### Exercise task:
Extract the entries in their exact form.

Start of Provided records

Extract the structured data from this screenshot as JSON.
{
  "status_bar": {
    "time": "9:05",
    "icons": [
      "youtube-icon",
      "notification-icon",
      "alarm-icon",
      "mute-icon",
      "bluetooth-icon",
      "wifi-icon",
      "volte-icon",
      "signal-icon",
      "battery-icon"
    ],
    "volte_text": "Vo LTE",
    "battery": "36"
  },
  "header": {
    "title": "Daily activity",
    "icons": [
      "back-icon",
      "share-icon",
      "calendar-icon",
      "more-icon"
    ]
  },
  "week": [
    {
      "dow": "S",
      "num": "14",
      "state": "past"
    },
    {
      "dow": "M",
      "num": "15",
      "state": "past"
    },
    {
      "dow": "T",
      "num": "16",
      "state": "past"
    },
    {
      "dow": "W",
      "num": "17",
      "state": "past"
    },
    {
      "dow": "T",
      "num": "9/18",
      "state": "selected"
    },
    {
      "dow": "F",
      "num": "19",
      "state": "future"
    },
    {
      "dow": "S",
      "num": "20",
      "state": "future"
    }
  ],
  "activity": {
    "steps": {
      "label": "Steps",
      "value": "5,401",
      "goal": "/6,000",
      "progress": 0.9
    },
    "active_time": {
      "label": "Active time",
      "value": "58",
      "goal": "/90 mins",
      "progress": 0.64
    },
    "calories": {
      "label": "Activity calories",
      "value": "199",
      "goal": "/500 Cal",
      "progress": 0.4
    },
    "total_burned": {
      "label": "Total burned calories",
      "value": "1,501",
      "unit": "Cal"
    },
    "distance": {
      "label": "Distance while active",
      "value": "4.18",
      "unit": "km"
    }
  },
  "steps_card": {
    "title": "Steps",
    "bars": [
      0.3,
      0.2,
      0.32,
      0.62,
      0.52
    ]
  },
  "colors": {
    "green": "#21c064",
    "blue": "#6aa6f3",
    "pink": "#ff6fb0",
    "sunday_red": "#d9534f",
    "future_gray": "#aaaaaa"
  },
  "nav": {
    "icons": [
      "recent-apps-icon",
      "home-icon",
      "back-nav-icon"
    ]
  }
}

End of Provided records

### Written reply:
Extract the structured data from this screenshot as JSON.
{
  "status_bar": {
    "time": "9:05",
    "icons": [
      "youtube-icon",
      "notification-icon",
      "alarm-icon",
      "mute-icon",
      "bluetooth-icon",
      "wifi-icon",
      "volte-icon",
      "signal-icon",
      "battery-icon"
    ],
    "volte_text": "Vo LTE",
    "battery": "36"
  },
  "header": {
    "title": "Daily activity",
    "icons": [
      "back-icon",
      "share-icon",
      "calendar-icon",
      "more-icon"
    ]
  },
  "week": [
    {
      "dow": "S",
      "num": "14",
      "state": "past"
    },
    {
      "dow": "M",
      "num": "15",
      "state": "past"
    },
    {
      "dow": "T",
      "num": "16",
      "state": "past"
    },
    {
      "dow": "W",
      "num": "17",
      "state": "past"
    },
    {
      "dow": "T",
      "num": "9/18",
      "state": "selected"
    },
    {
      "dow": "F",
      "num": "19",
      "state": "future"
    },
    {
      "dow": "S",
      "num": "20",
      "state": "future"
    }
  ],
  "activity": {
    "steps": {
      "label": "Steps",
      "value": "5,401",
      "goal": "/6,000",
      "progress": 0.9
    },
    "active_time": {
      "label": "Active time",
      "value": "58",
      "goal": "/90 mins",
      "progress": 0.64
    },
    "calories": {
      "label": "Activity calories",
      "value": "199",
      "goal": "/500 Cal",
      "progress": 0.4
    },
    "total_burned": {
      "label": "Total burned calories",
      "value": "1,501",
      "unit": "Cal"
    },
    "distance": {
      "label": "Distance while active",
      "value": "4.18",
      "unit": "km"
    }
  },
  "steps_card": {
    "title": "Steps",
    "bars": [
      0.3,
      0.2,
      0.32,
      0.62,
      0.52
    ]
  },
  "colors": {
    "green": "#21c064",
    "blue": "#6aa6f3",
    "pink": "#ff6fb0",
    "sunday_red": "#d9534f",
    "future_gray": "#aaaaaa"
  },
  "nav": {
    "icons": [
      "recent-apps-icon",
      "home-icon",
      "back-nav-icon"
    ]
  }
}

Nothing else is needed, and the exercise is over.